Exercise input ▸
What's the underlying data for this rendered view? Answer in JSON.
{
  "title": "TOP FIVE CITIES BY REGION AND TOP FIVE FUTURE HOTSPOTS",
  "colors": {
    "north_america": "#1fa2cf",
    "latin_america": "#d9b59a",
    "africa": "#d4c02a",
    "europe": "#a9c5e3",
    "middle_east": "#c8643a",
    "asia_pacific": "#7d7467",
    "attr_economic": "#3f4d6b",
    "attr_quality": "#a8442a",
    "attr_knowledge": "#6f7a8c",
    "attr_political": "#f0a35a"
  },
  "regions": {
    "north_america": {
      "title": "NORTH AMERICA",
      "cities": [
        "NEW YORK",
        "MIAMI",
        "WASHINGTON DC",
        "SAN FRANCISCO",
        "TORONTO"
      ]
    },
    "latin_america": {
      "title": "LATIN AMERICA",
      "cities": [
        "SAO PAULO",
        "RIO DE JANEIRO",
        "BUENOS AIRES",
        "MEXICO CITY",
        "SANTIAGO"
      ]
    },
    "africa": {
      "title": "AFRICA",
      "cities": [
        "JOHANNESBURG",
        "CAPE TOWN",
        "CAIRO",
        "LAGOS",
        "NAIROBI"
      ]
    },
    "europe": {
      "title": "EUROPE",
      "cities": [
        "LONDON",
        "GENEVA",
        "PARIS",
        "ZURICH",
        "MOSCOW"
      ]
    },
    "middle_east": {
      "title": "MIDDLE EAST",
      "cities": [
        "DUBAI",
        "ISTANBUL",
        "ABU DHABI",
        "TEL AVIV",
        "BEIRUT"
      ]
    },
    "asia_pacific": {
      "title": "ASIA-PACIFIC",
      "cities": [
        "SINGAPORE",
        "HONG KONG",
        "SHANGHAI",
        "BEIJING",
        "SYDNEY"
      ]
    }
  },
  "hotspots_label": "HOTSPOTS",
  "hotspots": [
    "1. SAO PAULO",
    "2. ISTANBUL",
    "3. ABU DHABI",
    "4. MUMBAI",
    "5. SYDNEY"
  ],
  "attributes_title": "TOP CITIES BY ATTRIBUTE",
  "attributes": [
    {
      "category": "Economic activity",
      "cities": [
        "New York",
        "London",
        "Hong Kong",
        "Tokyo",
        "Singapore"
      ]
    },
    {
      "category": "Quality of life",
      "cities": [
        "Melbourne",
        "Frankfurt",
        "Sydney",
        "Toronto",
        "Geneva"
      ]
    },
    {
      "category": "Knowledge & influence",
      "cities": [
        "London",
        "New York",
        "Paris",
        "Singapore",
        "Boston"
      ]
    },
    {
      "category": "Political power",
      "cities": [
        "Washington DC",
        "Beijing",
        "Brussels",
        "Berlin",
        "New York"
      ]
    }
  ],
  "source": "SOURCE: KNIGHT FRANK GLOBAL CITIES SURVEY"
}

Task statement ▸ Reproduce the data, keeping every line exactly the same.

Complete output ▸
What's the underlying data for this rendered view? Answer in JSON.
{
  "title": "TOP FIVE CITIES BY REGION AND TOP FIVE FUTURE HOTSPOTS",
  "colors": {
    "north_america": "#1fa2cf",
    "latin_america": "#d9b59a",
    "africa": "#d4c02a",
    "europe": "#a9c5e3",
    "middle_east": "#c8643a",
    "asia_pacific": "#7d7467",
    "attr_economic": "#3f4d6b",
    "attr_quality": "#a8442a",
    "attr_knowledge": "#6f7a8c",
    "attr_political": "#f0a35a"
  },
  "regions": {
    "north_america": {
      "title": "NORTH AMERICA",
      "cities": [
        "NEW YORK",
        "MIAMI",
        "WASHINGTON DC",
        "SAN FRANCISCO",
        "TORONTO"
      ]
    },
    "latin_america": {
      "title": "LATIN AMERICA",
      "cities": [
        "SAO PAULO",
        "RIO DE JANEIRO",
        "BUENOS AIRES",
        "MEXICO CITY",
        "SANTIAGO"
      ]
    },
    "africa": {
      "title": "AFRICA",
      "cities": [
        "JOHANNESBURG",
        "CAPE TOWN",
        "CAIRO",
        "LAGOS",
        "NAIROBI"
      ]
    },
    "europe": {
      "title": "EUROPE",
      "cities": [
        "LONDON",
        "GENEVA",
        "PARIS",
        "ZURICH",
        "MOSCOW"
      ]
    },
    "middle_east": {
      "title": "MIDDLE EAST",
      "cities": [
        "DUBAI",
        "ISTANBUL",
        "ABU DHABI",
        "TEL AVIV",
        "BEIRUT"
      ]
    },
    "asia_pacific": {
      "title": "ASIA-PACIFIC",
      "cities": [
        "SINGAPORE",
        "HONG KONG",
        "SHANGHAI",
        "BEIJING",
        "SYDNEY"
      ]
    }
  },
  "hotspots_label": "HOTSPOTS",
  "hotspots": [
    "1. SAO PAULO",
    "2. ISTANBUL",
    "3. ABU DHABI",
    "4. MUMBAI",
    "5. SYDNEY"
  ],
  "attributes_title": "TOP CITIES BY ATTRIBUTE",
  "attributes": [
    {
      "category": "Economic activity",
      "cities": [
        "New York",
        "London",
        "Hong Kong",
        "Tokyo",
        "Singapore"
      ]
    },
    {
      "category": "Quality of life",
      "cities": [
        "Melbourne",
        "Frankfurt",
        "Sydney",
        "Toronto",
        "Geneva"
      ]
    },
    {
      "category": "Knowledge & influence",
      "cities": [
        "London",
        "New York",
        "Paris",
        "Singapore",
        "Boston"
      ]
    },
    {
      "category": "Political power",
      "cities": [
        "Washington DC",
        "Beijing",
        "Brussels",
        "Berlin",
        "New York"
      ]
    }
  ],
  "source": "SOURCE: KNIGHT FRANK GLOBAL CITIES SURVEY"
}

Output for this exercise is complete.